▶ _Job_: Copy out each line in the material below that has the word "Present".

Start of The input

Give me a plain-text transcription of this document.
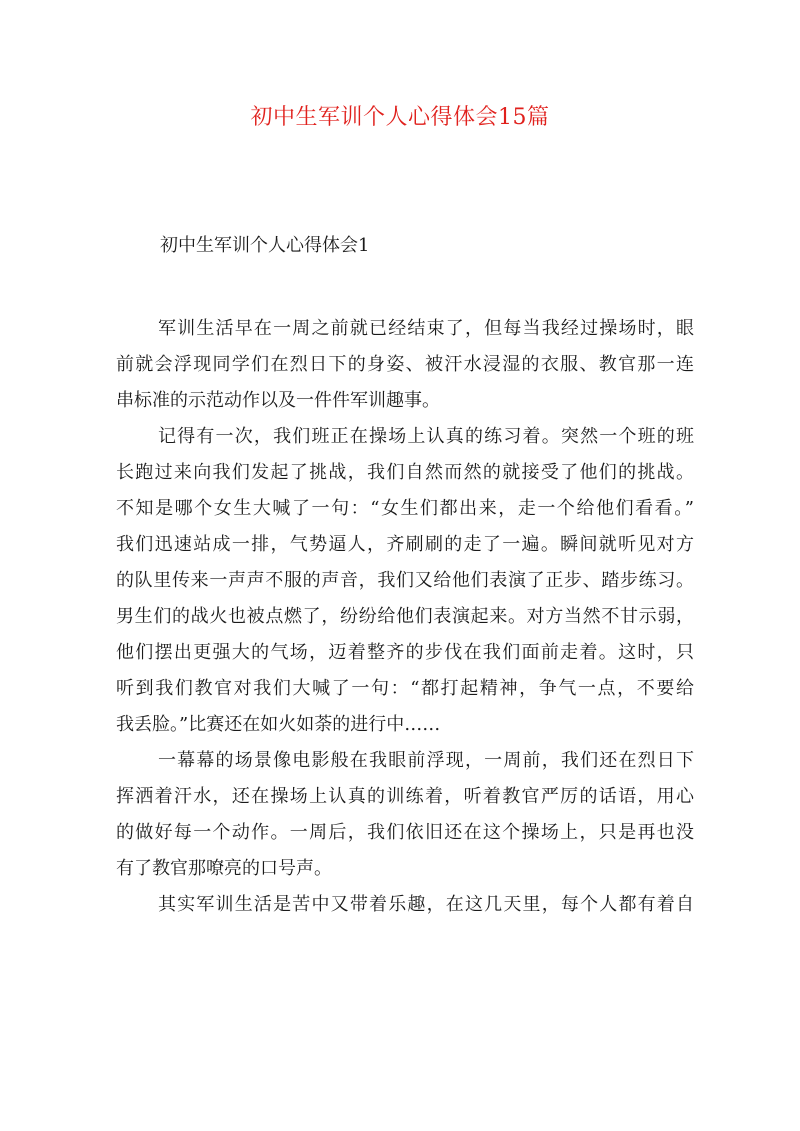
初中生军训个人心得体会15篇
初中生军训个人心得体会1

军训生活早在一周之前就已经结束了，但每当我经过操场时，眼
前就会浮现同学们在烈日下的身姿、被汗水浸湿的衣服、教官那一连
串标准的示范动作以及一件件军训趣事。

记得有一次，我们班正在操场上认真的练习着。突然一个班的班
长跑过来向我们发起了挑战，我们自然而然的就接受了他们的挑战。
不知是哪个女生大喊了一句：“女生们都出来，走一个给他们看看。”
我们迅速站成一排，气势逼人，齐刷刷的走了一遍。瞬间就听见对方
的队里传来一声声不服的声音，我们又给他们表演了正步、踏步练习。
男生们的战火也被点燃了，纷纷给他们表演起来。对方当然不甘示弱，
他们摆出更强大的气场，迈着整齐的步伐在我们面前走着。这时，只
听到我们教官对我们大喊了一句：“都打起精神，争气一点，不要给
我丢脸。”比赛还在如火如荼的进行中……

一幕幕的场景像电影般在我眼前浮现，一周前，我们还在烈日下
挥洒着汗水，还在操场上认真的训练着，听着教官严厉的话语，用心
的做好每一个动作。一周后，我们依旧还在这个操场上，只是再也没
有了教官那嘹亮的口号声。

其实军训生活是苦中又带着乐趣，在这几天里，每个人都有着自
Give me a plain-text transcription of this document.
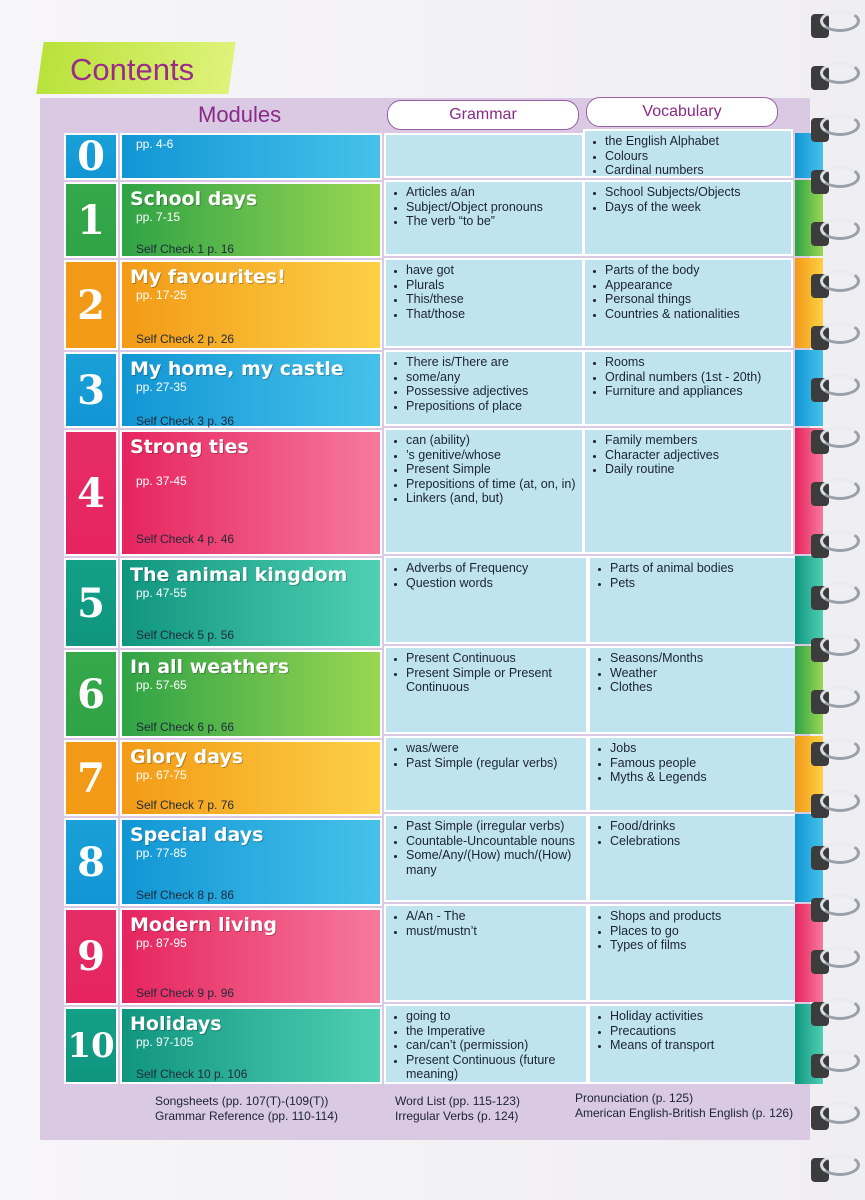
Contents
Modules	Grammar	Vocabulary
0	pp. 4-6
•	the English Alphabet
• Colours
• Cardinal numbers
1	School days
pp. 7-15
Self Check 1 p. 16
• Articles a/an
• Subject/Object pronouns
• The verb “to be”
• School Subjects/Objects
• Days of the week
2
My favourites!
pp. 17-25
Self Check 2 p. 26
• have got
• Plurals
• This/these
• That/those
• Parts of the body
• Appearance
• Personal things
• Countries & nationalities
3	My home, my castle
pp. 27-35
Self Check 3 p. 36
• There is/There are
• some/any
• Possessive adjectives
• Prepositions of place
• Rooms
• Ordinal numbers (1st - 20th)
• Furniture and appliances
4
Strong ties
pp. 37-45
Self Check 4 p. 46
• can (ability)
• ’s genitive/whose
• Present Simple
• Prepositions of time (at, on, in)
• Linkers (and, but)
• Family members
• Character adjectives
• Daily routine
5
The animal kingdom
pp. 47-55
Self Check 5 p. 56
• Adverbs of Frequency
• Question words
• Parts of animal bodies
• Pets
6
In all weathers
pp. 57-65
Self Check 6 p. 66
• Present Continuous
• Present Simple or Present Continuous
• Seasons/Months
• Weather
• Clothes
7	Glory days
pp. 67-75
Self Check 7 p. 76
• was/were
• Past Simple (regular verbs)
• Jobs
• Famous people
• Myths & Legends
8
Special days
pp. 77-85
Self Check 8 p. 86
• Past Simple (irregular verbs)
• Countable-Uncountable nouns
• Some/Any/(How) much/(How) many
• Food/drinks
• Celebrations
9
Modern living
pp. 87-95
Self Check 9 p. 96
• A/An - The
• must/mustn’t
• Shops and products
• Places to go
• Types of films
10
Holidays
pp. 97-105
Self Check 10 p. 106
• going to
• the Imperative
• can/can’t (permission)
• Present Continuous (future meaning)
• Holiday activities
• Precautions
• Means of transport
Songsheets (pp. 107(T)-(109(T))
Grammar Reference (pp. 110-114)
Word List (pp. 115-123)
Irregular Verbs (p. 124)
Pronunciation (p. 125)
American English-British English (p. 126)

End of The input

▶ _Full output_:
• Present Simple
• Present Continuous
• Present Simple or Present Continuous
• Present Continuous (future meaning)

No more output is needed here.